Luminous Autonomy

Life is made of daily deaths.

Each moment we become 

Different versions of our yesterday self. 

Sometimes these changes move slowly,

Sliding under the radar of our awareness. 

Some waver back and forth as if undecided, 

While others glide gently forward.

Sometimes we shift by a flash of white light, 

who leaves no room for reversal. 

Sometimes the ones we love leave us

Space to find our own luminous autonomy.

The black fans spin violently..

Image by Anna Thorne via Instagram

The black fans spin violently across the ceiling,

their blades turning into shrieking bats.

For a moment the obsidian envelops me

and Penn Station is a flourescent hallucination.

No longer was I waiting for a train to arrive,

But for nothingness to return.

NYC

This city is a carnival of thoughts

They never seem to cease 

The city is a carnivore of the heart 

There never seems time to be 

Journal Entry 11/10/21

I think mental darkness holds a kind of alchemical magic. I was at an all time low, the deepest of depths where I could not sink deeper. It doesn’t matter what brought me there, all that matters is that I was there. Eventually, I came out of it. And these past few days since have been filled with extreme awareness, and not that analytical kind of awareness, I mean genuine, heartfelt awareness for the most seemingly insignificant parts of life. I feel extremely alive, possibly the most I’ve ever felt. The deeper the darkness the brighter the light. The deeper the desire is to not exist, the deeper the heart can feel alive in all of existence.

It's Nearly Midnight

From the series Traces of Being

It’s nearly midnight 

I’m standing at the train station 

There’s a slight drizzle and a decent chill

I walked briskly enough to make it feel like a summer evening

I’ve had countless dreams involving the scalloped leather boots I’m wearing

I rushed to make the 11:38 with time to spare 

For once it’s right on time 

But as I am Eternally

I knew something had changed 

Jinx on me for thinking it was my overthinking 

I only wish I could wander back into the woods 

Into a place where no one knew who I was 

I dissolve into nothingness

For a brief moment I am nothingness

I was neither born nor died 

I am, was and forever will be, 

Not as I appear to be 

But as I am eternally 

NFT's, Ontology and Taoism

Anna Thorne, Luminous Visions (2021), NFT, Looped Video, 16 sec., https://www.hicetnunc.xyz/objkt/303771

Chapter 14 of the Tao Te Ching:

Look, and it can't be seen.

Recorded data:
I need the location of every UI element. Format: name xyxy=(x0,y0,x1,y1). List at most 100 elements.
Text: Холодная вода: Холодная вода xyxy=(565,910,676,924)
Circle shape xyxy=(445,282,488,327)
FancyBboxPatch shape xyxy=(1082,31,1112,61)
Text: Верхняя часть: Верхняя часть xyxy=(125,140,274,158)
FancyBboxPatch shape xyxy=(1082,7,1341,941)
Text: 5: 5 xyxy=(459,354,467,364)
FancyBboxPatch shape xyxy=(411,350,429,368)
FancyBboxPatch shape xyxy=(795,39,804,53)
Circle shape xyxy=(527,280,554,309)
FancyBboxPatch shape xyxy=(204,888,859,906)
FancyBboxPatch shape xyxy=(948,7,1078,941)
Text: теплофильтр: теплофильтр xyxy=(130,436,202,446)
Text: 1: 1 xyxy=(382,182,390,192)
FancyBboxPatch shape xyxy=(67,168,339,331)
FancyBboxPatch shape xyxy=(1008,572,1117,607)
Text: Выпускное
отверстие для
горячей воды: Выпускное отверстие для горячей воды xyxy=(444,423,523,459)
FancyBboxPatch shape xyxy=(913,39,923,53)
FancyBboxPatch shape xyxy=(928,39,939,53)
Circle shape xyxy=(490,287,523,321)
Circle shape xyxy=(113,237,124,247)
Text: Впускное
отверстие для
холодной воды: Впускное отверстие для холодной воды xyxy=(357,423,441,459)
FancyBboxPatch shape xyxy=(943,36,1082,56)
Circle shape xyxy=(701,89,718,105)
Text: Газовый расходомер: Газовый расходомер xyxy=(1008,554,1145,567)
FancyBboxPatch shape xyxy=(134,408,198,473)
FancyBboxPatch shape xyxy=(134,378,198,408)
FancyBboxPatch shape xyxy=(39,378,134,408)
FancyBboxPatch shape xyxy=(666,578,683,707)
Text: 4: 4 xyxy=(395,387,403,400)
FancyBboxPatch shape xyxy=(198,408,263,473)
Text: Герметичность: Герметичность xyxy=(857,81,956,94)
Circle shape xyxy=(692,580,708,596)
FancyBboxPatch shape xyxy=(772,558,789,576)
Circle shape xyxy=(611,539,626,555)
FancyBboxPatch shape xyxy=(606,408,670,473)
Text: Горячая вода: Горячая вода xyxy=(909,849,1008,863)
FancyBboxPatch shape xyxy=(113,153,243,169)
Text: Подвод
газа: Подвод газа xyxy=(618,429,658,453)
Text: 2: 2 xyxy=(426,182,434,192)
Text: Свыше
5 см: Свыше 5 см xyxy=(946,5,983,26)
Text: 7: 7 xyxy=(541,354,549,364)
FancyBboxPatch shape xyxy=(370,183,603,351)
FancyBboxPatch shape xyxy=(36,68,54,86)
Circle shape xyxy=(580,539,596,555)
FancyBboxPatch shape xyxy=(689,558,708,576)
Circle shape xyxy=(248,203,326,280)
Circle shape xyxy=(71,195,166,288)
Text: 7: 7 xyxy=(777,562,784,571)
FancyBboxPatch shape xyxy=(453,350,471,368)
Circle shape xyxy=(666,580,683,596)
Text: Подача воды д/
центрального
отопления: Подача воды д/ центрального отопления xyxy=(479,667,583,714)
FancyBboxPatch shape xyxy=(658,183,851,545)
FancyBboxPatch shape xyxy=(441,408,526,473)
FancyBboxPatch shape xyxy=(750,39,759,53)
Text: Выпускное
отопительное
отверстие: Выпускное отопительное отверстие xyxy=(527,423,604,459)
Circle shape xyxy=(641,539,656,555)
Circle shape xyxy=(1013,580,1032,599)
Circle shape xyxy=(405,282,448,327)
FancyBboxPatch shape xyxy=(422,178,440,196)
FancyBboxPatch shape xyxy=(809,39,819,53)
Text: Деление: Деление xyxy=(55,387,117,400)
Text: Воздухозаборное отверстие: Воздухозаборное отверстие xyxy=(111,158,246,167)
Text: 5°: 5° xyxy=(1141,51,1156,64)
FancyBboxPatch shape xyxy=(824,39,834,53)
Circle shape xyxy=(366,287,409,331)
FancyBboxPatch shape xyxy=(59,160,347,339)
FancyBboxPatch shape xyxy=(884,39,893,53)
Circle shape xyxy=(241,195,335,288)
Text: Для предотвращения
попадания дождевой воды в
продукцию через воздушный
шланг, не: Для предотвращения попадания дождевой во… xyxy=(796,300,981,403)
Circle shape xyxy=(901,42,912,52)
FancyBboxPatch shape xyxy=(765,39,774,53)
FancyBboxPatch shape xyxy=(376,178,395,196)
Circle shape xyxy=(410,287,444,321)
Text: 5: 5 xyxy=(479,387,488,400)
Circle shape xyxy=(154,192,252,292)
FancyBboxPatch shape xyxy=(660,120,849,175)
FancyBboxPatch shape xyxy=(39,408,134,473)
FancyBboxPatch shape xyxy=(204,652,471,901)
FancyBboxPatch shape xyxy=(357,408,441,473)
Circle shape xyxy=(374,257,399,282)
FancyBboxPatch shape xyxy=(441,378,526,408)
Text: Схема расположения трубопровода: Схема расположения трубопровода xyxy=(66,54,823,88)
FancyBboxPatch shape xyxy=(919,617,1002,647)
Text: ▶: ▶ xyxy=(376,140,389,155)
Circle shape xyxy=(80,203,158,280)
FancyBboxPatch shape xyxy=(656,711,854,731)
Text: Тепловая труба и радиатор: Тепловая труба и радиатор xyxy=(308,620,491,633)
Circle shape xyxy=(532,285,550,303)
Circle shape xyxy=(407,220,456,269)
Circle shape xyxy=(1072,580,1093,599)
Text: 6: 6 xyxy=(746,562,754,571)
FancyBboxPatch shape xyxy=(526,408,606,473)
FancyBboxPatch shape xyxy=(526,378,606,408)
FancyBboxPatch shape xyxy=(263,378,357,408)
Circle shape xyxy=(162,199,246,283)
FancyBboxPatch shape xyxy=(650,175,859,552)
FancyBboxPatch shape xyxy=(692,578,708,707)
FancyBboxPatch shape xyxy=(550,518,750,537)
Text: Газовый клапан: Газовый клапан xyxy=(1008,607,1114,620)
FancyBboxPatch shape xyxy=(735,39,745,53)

**Set tasks**
• a. Print everything in the Luminous Autonomy page above from "Sometimes we shift" down to "fans spin violently..".
• b. Write the next part of the Luminous Autonomy page, continuing on from its final line.

**Outputs in order**
• a.
Sometimes we shift by a flash of white light, 

who leaves no room for reversal. 

Sometimes the ones we love leave us

Space to find our own luminous autonomy.

The black fans spin violently..

• b.
Listen, and it can't be heard.
Reach, and it can't be grasped.

Above, it isn't bright.
Below, it isn't dark.
Seamless, unnamable,
it returns to the realm of nothing.
Form that includes all forms,
image without an image,
subtle, beyond all conception.

Approach it and there is no beginning;
follow it and there is no end.
You can't know it, but you can be it,
at ease in your own life.
Just realize where you come from:
this is the essence of wisdom.

Translation by S. Mitchell

The immaterial nature of NFT's reminds me of Taoism, particularly passage 14 of the Tao Te Ching. We can see NFT’s with our eyes and yet they are ungraspable. We can think about and conceptualize them, but they are ultimately ineffable. NFT’s feel as is they are enlightening angels sent from the future, a future where materiality is transcended altogether.

Our present reality is deeply tangled in materiality, with whole industries dedicated to beauty and perfecting the human form. Don’t get me wrong, I am by no means an anti-materialist, I am simply interested in expanding our current state of consciousness to include the formless, ineffable and ephemeral aspects of reality. By these aspects I do not mean the paranormal but the very real and invisible phenomena that surrounds our daily existence, the phenomena of our very own consciousness.

The mind is not a concrete form, but a very ephemeral, ever shifting entity. It ebbs and flows, some more than others. We are ever morphing and yet the material world we live within feels like it’s constantly attempting to be concrete and static. I live more in my immaterial mind than I do in the material world. I have more in common with the NFT than the material reality my body exists in. It is the immaterial and formless world that feels more natural to me than the literal concrete one. I suppose NFT’s feel like glimpses of home, but I couldn’t explain what I mean by that if I tried.

On The New Futures of Photography Created by the Non-Fungible Token

I’ve always had a particular affinity for the non-material and ungraspable aspects quietly floating around and through our human experience, and Non-Fungible Tokens (NFT’s) are no exception to this affinity. NFT’s are formed in formlessness, liberators of linearity, free from the wearing effects of time and the clunky density that confines all objects and beings in the material world. We can look to NFT’s not only as a revolutionary transformation in how we think about and experience digital photography, but how we think about and experience ourselves as well as others.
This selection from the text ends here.